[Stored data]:

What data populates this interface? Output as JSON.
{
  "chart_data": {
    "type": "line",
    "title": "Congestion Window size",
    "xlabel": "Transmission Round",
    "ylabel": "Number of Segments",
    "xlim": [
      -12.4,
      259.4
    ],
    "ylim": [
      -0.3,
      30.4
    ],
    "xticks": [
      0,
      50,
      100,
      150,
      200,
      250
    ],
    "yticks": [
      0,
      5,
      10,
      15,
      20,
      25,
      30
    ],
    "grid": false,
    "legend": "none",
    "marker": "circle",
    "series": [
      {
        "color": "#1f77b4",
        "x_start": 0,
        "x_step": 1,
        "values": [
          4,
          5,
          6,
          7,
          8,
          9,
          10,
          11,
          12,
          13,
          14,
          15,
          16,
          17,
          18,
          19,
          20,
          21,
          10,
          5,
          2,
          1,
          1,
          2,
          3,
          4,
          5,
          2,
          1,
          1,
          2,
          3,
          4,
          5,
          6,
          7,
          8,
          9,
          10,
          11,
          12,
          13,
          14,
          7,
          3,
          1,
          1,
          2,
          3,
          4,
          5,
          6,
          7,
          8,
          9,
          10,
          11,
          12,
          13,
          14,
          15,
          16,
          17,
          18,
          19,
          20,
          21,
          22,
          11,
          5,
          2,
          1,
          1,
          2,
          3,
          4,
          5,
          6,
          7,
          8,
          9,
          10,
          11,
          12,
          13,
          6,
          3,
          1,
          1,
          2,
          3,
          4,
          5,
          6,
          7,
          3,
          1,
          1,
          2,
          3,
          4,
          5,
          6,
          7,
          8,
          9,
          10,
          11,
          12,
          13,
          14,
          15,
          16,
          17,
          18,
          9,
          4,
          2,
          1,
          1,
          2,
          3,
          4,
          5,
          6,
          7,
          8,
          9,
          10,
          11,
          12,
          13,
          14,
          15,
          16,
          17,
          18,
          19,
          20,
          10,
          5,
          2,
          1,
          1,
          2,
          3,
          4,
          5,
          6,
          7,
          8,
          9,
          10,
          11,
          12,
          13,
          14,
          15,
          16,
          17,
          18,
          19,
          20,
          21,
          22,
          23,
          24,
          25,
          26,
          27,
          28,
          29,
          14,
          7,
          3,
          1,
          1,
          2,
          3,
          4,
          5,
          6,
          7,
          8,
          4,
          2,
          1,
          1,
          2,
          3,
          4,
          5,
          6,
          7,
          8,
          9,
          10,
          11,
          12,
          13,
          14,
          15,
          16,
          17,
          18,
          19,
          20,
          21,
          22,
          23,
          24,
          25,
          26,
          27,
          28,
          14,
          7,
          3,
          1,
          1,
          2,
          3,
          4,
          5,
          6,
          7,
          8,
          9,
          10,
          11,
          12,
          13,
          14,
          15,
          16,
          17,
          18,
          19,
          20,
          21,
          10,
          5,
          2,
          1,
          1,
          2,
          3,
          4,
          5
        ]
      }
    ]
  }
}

[EXERCISE REQUIREMENTS]: Copy the material above, line for line.

[TASK ANSWER]:
What data populates this interface? Output as JSON.
{
  "chart_data": {
    "type": "line",
    "title": "Congestion Window size",
    "xlabel": "Transmission Round",
    "ylabel": "Number of Segments",
    "xlim": [
      -12.4,
      259.4
    ],
    "ylim": [
      -0.3,
      30.4
    ],
    "xticks": [
      0,
      50,
      100,
      150,
      200,
      250
    ],
    "yticks": [
      0,
      5,
      10,
      15,
      20,
      25,
      30
    ],
    "grid": false,
    "legend": "none",
    "marker": "circle",
    "series": [
      {
        "color": "#1f77b4",
        "x_start": 0,
        "x_step": 1,
        "values": [
          4,
          5,
          6,
          7,
          8,
          9,
          10,
          11,
          12,
          13,
          14,
          15,
          16,
          17,
          18,
          19,
          20,
          21,
          10,
          5,
          2,
          1,
          1,
          2,
          3,
          4,
          5,
          2,
          1,
          1,
          2,
          3,
          4,
          5,
          6,
          7,
          8,
          9,
          10,
          11,
          12,
          13,
          14,
          7,
          3,
          1,
          1,
          2,
          3,
          4,
          5,
          6,
          7,
          8,
          9,
          10,
          11,
          12,
          13,
          14,
          15,
          16,
          17,
          18,
          19,
          20,
          21,
          22,
          11,
          5,
          2,
          1,
          1,
          2,
          3,
          4,
          5,
          6,
          7,
          8,
          9,
          10,
          11,
          12,
          13,
          6,
          3,
          1,
          1,
          2,
          3,
          4,
          5,
          6,
          7,
          3,
          1,
          1,
          2,
          3,
          4,
          5,
          6,
          7,
          8,
          9,
          10,
          11,
          12,
          13,
          14,
          15,
          16,
          17,
          18,
          9,
          4,
          2,
          1,
          1,
          2,
          3,
          4,
          5,
          6,
          7,
          8,
          9,
          10,
          11,
          12,
          13,
          14,
          15,
          16,
          17,
          18,
          19,
          20,
          10,
          5,
          2,
          1,
          1,
          2,
          3,
          4,
          5,
          6,
          7,
          8,
          9,
          10,
          11,
          12,
          13,
          14,
          15,
          16,
          17,
          18,
          19,
          20,
          21,
          22,
          23,
          24,
          25,
          26,
          27,
          28,
          29,
          14,
          7,
          3,
          1,
          1,
          2,
          3,
          4,
          5,
          6,
          7,
          8,
          4,
          2,
          1,
          1,
          2,
          3,
          4,
          5,
          6,
          7,
          8,
          9,
          10,
          11,
          12,
          13,
          14,
          15,
          16,
          17,
          18,
          19,
          20,
          21,
          22,
          23,
          24,
          25,
          26,
          27,
          28,
          14,
          7,
          3,
          1,
          1,
          2,
          3,
          4,
          5,
          6,
          7,
          8,
          9,
          10,
          11,
          12,
          13,
          14,
          15,
          16,
          17,
          18,
          19,
          20,
          21,
          10,
          5,
          2,
          1,
          1,
          2,
          3,
          4,
          5
        ]
      }
    ]
  }
}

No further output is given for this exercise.